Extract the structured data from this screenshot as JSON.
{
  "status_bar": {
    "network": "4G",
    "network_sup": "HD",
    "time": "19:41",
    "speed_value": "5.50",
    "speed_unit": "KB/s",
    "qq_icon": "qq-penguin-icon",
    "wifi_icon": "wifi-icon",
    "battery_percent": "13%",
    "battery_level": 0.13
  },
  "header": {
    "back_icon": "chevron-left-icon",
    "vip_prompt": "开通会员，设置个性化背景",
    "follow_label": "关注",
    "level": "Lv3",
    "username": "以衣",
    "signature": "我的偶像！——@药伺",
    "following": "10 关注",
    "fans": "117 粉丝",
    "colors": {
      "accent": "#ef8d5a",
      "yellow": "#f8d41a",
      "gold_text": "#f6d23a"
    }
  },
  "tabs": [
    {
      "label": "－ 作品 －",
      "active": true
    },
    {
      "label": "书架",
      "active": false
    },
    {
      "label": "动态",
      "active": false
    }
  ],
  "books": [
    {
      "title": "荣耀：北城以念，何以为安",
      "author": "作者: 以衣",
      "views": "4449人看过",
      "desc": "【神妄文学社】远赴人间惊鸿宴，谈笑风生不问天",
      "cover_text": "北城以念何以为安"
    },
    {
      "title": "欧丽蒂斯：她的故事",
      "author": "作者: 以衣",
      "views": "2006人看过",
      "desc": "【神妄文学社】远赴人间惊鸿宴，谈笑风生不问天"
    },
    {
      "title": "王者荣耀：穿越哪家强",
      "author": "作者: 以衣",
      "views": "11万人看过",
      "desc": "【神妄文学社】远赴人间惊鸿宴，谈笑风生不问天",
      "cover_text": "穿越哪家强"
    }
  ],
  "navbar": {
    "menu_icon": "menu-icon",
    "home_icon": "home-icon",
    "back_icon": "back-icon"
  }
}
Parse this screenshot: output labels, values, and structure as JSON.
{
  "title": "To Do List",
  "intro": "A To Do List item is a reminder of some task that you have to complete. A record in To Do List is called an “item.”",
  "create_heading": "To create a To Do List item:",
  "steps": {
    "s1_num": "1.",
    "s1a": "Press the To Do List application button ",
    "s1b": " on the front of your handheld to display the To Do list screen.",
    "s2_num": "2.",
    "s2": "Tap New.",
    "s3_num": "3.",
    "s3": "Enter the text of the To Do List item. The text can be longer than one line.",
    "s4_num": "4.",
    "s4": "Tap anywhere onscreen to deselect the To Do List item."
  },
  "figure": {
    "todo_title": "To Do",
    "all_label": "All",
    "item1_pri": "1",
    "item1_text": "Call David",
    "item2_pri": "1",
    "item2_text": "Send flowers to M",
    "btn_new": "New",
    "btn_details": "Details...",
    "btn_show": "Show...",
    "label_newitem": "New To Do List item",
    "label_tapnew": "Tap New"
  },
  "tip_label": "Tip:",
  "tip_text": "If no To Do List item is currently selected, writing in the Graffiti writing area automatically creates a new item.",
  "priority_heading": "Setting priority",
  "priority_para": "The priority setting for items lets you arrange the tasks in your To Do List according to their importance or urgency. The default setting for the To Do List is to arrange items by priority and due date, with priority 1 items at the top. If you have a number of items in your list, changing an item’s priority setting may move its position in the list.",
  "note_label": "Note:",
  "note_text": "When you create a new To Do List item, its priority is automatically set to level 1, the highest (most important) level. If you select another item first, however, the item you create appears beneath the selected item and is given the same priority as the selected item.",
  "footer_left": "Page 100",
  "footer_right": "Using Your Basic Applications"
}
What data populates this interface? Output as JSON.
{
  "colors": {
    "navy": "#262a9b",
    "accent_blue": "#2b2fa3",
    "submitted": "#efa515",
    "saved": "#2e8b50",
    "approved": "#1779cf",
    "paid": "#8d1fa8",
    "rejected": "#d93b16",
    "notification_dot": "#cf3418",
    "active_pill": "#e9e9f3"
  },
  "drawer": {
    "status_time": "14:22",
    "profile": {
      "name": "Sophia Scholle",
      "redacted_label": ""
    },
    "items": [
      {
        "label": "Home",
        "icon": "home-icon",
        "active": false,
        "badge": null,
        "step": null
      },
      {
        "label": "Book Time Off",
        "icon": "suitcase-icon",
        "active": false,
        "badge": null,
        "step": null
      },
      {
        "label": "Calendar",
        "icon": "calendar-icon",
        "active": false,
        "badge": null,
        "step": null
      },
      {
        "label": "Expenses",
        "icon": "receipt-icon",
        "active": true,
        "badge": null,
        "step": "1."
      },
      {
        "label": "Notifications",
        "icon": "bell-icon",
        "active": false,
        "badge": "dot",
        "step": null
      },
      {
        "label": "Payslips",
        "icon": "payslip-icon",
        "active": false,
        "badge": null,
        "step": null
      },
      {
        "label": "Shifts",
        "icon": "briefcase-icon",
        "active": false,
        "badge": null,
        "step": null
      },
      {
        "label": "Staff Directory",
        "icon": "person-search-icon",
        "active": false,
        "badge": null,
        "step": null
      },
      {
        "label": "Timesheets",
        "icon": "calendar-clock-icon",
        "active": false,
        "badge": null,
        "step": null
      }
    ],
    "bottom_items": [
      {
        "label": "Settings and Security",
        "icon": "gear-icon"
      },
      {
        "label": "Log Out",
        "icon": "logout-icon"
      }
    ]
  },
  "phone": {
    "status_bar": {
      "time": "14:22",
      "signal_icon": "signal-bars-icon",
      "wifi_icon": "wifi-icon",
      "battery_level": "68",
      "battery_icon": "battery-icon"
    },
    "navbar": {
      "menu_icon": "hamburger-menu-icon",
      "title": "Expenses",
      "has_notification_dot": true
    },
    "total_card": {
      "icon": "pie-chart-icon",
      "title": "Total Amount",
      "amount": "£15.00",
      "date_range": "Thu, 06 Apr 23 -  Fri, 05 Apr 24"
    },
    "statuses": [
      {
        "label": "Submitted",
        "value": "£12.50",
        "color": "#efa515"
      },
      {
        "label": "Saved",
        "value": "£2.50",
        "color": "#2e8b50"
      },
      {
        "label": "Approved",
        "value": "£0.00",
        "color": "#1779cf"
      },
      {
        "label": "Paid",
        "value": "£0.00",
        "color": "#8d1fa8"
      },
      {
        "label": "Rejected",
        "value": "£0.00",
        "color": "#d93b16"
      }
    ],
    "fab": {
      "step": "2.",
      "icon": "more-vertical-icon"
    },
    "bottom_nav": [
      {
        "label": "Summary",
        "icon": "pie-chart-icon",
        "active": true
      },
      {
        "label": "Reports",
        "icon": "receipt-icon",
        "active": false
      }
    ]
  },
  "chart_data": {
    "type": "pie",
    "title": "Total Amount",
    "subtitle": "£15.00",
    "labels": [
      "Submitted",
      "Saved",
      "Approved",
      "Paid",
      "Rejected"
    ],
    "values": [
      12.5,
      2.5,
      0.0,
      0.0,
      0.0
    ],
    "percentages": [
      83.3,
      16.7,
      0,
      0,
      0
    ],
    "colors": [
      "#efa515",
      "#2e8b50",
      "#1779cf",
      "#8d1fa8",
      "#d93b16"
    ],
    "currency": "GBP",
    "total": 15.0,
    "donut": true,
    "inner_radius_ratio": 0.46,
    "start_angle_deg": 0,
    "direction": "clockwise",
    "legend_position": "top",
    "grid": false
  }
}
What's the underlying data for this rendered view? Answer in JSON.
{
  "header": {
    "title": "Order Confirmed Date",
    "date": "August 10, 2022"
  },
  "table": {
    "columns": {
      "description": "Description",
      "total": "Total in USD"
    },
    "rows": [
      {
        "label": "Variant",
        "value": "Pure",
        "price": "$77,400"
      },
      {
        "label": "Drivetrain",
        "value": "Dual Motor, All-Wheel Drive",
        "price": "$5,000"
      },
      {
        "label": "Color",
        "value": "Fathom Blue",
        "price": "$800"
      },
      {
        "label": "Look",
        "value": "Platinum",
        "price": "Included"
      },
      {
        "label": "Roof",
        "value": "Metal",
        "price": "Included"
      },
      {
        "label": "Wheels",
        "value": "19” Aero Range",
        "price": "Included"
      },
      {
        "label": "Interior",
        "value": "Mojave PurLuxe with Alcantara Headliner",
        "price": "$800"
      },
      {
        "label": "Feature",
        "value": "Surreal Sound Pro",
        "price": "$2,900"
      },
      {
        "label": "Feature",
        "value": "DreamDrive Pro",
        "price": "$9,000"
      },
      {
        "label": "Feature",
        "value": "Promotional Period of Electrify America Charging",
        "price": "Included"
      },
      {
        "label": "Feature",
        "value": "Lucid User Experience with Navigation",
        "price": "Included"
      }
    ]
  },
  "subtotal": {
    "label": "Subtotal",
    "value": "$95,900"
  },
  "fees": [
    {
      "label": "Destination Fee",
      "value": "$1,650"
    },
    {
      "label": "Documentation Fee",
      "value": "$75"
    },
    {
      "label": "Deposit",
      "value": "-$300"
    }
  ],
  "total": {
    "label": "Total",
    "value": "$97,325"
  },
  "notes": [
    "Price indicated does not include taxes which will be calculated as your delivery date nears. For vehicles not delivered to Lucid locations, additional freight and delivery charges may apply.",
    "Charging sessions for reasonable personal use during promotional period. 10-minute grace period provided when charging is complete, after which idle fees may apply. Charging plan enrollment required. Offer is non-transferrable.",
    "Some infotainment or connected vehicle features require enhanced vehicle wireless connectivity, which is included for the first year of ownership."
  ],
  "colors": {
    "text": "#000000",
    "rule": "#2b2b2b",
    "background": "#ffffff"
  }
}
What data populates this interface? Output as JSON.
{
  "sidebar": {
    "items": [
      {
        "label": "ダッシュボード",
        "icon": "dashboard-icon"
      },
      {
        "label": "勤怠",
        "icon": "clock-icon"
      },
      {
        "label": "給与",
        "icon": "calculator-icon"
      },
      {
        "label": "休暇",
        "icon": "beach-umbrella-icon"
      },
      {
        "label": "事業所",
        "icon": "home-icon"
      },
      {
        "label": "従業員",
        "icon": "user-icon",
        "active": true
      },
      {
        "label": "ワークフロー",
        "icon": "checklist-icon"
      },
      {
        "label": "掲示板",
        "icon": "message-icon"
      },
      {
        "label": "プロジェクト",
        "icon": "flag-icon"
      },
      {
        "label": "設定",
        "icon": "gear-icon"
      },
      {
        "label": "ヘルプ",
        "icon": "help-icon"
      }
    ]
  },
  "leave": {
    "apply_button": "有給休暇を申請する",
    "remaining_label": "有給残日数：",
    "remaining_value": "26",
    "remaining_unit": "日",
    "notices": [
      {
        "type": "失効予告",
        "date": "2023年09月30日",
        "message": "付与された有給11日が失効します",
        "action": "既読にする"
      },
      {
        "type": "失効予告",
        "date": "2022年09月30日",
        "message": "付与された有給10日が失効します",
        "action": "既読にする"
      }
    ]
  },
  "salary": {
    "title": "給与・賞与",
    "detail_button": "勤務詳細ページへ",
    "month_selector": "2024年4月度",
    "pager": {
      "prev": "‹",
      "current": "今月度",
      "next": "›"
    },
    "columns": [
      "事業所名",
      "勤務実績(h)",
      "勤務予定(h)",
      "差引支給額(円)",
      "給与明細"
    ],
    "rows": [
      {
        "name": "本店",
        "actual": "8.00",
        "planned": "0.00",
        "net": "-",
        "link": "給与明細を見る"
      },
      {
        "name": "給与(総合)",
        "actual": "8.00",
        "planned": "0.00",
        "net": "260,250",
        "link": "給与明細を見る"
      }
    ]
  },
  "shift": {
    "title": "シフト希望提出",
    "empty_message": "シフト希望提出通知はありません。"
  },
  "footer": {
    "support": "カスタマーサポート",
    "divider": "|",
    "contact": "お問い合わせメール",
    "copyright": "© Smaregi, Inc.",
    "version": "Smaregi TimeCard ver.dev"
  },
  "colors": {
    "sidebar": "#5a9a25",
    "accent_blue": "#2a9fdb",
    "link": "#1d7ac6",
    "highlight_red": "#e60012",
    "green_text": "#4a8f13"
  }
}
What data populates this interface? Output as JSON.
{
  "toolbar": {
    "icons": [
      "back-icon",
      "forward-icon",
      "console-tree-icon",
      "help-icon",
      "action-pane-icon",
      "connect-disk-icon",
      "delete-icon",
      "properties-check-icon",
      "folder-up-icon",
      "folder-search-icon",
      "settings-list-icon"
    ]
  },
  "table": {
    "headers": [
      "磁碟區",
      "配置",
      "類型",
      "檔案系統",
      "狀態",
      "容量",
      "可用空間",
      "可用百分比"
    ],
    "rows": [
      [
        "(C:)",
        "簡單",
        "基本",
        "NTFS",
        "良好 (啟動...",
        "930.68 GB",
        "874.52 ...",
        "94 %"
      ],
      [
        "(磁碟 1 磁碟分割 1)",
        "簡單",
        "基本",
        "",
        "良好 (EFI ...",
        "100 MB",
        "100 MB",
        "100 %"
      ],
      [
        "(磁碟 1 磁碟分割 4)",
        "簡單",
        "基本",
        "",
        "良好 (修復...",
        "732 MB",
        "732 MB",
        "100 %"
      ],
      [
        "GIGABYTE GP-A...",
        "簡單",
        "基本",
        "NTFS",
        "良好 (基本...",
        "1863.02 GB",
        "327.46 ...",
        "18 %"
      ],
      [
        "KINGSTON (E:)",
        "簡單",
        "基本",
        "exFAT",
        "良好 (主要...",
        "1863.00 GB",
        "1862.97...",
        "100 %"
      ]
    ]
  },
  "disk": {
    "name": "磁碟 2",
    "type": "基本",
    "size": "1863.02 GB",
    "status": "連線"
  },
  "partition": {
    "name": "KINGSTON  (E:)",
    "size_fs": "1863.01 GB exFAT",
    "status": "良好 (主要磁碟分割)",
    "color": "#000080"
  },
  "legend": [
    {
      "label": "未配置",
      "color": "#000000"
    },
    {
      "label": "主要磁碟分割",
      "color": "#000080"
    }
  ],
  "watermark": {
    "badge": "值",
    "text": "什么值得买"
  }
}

* _What to work on_
Reproduce each line of the entries in which the word "have" is found.

* _In response_
  "intro": "A To Do List item is a reminder of some task that you have to complete. A record in To Do List is called an “item.”",
  "priority_para": "The priority setting for items lets you arrange the tasks in your To Do List according to their importance or urgency. The default setting for the To Do List is to arrange items by priority and due date, with priority 1 items at the top. If you have a number of items in your list, changing an item’s priority setting may move its position in the list.",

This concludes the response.